• _Exercise details_: Write out the whole listing again, exactly as given.

• _Information supplied_:
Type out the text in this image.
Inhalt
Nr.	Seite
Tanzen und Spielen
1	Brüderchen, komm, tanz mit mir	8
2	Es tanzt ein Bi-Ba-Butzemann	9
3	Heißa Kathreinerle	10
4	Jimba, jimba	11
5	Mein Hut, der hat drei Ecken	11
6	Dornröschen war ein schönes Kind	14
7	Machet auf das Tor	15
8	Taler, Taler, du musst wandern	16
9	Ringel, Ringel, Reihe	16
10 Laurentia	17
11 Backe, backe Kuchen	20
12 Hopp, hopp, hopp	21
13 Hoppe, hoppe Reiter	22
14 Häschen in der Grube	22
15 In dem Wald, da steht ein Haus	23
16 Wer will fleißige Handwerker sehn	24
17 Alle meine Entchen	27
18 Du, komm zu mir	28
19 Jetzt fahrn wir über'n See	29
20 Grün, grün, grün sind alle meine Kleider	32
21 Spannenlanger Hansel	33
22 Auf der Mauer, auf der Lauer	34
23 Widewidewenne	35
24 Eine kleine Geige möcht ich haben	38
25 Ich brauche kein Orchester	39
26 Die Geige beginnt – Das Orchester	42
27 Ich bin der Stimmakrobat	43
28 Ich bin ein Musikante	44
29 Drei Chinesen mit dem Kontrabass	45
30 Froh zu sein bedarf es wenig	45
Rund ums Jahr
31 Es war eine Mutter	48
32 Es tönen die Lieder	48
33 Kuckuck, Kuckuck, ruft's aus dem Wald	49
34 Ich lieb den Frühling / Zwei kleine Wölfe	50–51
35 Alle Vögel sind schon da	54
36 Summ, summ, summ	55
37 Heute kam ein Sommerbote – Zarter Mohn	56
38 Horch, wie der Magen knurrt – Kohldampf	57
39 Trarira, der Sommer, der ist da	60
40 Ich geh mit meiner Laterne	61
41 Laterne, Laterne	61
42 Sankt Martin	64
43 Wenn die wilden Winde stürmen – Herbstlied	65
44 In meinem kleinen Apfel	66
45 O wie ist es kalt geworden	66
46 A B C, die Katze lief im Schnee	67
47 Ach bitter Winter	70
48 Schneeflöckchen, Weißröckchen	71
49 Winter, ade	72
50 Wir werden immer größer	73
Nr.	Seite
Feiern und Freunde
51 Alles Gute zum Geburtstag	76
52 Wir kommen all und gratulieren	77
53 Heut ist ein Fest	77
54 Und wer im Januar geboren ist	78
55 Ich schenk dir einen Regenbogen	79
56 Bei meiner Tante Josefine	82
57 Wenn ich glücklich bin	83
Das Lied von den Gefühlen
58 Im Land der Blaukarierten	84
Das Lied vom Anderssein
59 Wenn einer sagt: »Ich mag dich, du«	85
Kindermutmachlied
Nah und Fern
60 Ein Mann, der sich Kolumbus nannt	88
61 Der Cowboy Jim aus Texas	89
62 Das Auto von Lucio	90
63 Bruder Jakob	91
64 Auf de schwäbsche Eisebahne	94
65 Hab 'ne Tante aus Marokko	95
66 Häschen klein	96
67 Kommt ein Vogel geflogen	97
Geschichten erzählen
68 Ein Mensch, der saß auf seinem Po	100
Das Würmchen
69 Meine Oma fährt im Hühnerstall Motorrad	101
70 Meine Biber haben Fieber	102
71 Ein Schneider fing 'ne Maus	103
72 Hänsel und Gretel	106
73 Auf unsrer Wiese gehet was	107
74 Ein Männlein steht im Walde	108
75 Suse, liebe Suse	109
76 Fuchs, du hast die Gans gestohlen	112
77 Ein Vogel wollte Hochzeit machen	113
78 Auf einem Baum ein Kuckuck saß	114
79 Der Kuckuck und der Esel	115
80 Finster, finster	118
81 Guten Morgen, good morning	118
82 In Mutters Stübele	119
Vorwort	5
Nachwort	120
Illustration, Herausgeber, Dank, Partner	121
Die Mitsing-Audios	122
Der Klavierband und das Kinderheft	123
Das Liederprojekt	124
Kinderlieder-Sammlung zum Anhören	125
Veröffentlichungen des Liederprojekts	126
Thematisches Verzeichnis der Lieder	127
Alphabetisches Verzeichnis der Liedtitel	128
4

• _Final result_:
Type out the text in this image.
Inhalt
Nr.	Seite
Tanzen und Spielen
1	Brüderchen, komm, tanz mit mir	8
2	Es tanzt ein Bi-Ba-Butzemann	9
3	Heißa Kathreinerle	10
4	Jimba, jimba	11
5	Mein Hut, der hat drei Ecken	11
6	Dornröschen war ein schönes Kind	14
7	Machet auf das Tor	15
8	Taler, Taler, du musst wandern	16
9	Ringel, Ringel, Reihe	16
10 Laurentia	17
11 Backe, backe Kuchen	20
12 Hopp, hopp, hopp	21
13 Hoppe, hoppe Reiter	22
14 Häschen in der Grube	22
15 In dem Wald, da steht ein Haus	23
16 Wer will fleißige Handwerker sehn	24
17 Alle meine Entchen	27
18 Du, komm zu mir	28
19 Jetzt fahrn wir über'n See	29
20 Grün, grün, grün sind alle meine Kleider	32
21 Spannenlanger Hansel	33
22 Auf der Mauer, auf der Lauer	34
23 Widewidewenne	35
24 Eine kleine Geige möcht ich haben	38
25 Ich brauche kein Orchester	39
26 Die Geige beginnt – Das Orchester	42
27 Ich bin der Stimmakrobat	43
28 Ich bin ein Musikante	44
29 Drei Chinesen mit dem Kontrabass	45
30 Froh zu sein bedarf es wenig	45
Rund ums Jahr
31 Es war eine Mutter	48
32 Es tönen die Lieder	48
33 Kuckuck, Kuckuck, ruft's aus dem Wald	49
34 Ich lieb den Frühling / Zwei kleine Wölfe	50–51
35 Alle Vögel sind schon da	54
36 Summ, summ, summ	55
37 Heute kam ein Sommerbote – Zarter Mohn	56
38 Horch, wie der Magen knurrt – Kohldampf	57
39 Trarira, der Sommer, der ist da	60
40 Ich geh mit meiner Laterne	61
41 Laterne, Laterne	61
42 Sankt Martin	64
43 Wenn die wilden Winde stürmen – Herbstlied	65
44 In meinem kleinen Apfel	66
45 O wie ist es kalt geworden	66
46 A B C, die Katze lief im Schnee	67
47 Ach bitter Winter	70
48 Schneeflöckchen, Weißröckchen	71
49 Winter, ade	72
50 Wir werden immer größer	73
Nr.	Seite
Feiern und Freunde
51 Alles Gute zum Geburtstag	76
52 Wir kommen all und gratulieren	77
53 Heut ist ein Fest	77
54 Und wer im Januar geboren ist	78
55 Ich schenk dir einen Regenbogen	79
56 Bei meiner Tante Josefine	82
57 Wenn ich glücklich bin	83
Das Lied von den Gefühlen
58 Im Land der Blaukarierten	84
Das Lied vom Anderssein
59 Wenn einer sagt: »Ich mag dich, du«	85
Kindermutmachlied
Nah und Fern
60 Ein Mann, der sich Kolumbus nannt	88
61 Der Cowboy Jim aus Texas	89
62 Das Auto von Lucio	90
63 Bruder Jakob	91
64 Auf de schwäbsche Eisebahne	94
65 Hab 'ne Tante aus Marokko	95
66 Häschen klein	96
67 Kommt ein Vogel geflogen	97
Geschichten erzählen
68 Ein Mensch, der saß auf seinem Po	100
Das Würmchen
69 Meine Oma fährt im Hühnerstall Motorrad	101
70 Meine Biber haben Fieber	102
71 Ein Schneider fing 'ne Maus	103
72 Hänsel und Gretel	106
73 Auf unsrer Wiese gehet was	107
74 Ein Männlein steht im Walde	108
75 Suse, liebe Suse	109
76 Fuchs, du hast die Gans gestohlen	112
77 Ein Vogel wollte Hochzeit machen	113
78 Auf einem Baum ein Kuckuck saß	114
79 Der Kuckuck und der Esel	115
80 Finster, finster	118
81 Guten Morgen, good morning	118
82 In Mutters Stübele	119
Vorwort	5
Nachwort	120
Illustration, Herausgeber, Dank, Partner	121
Die Mitsing-Audios	122
Der Klavierband und das Kinderheft	123
Das Liederprojekt	124
Kinderlieder-Sammlung zum Anhören	125
Veröffentlichungen des Liederprojekts	126
Thematisches Verzeichnis der Lieder	127
Alphabetisches Verzeichnis der Liedtitel	128
4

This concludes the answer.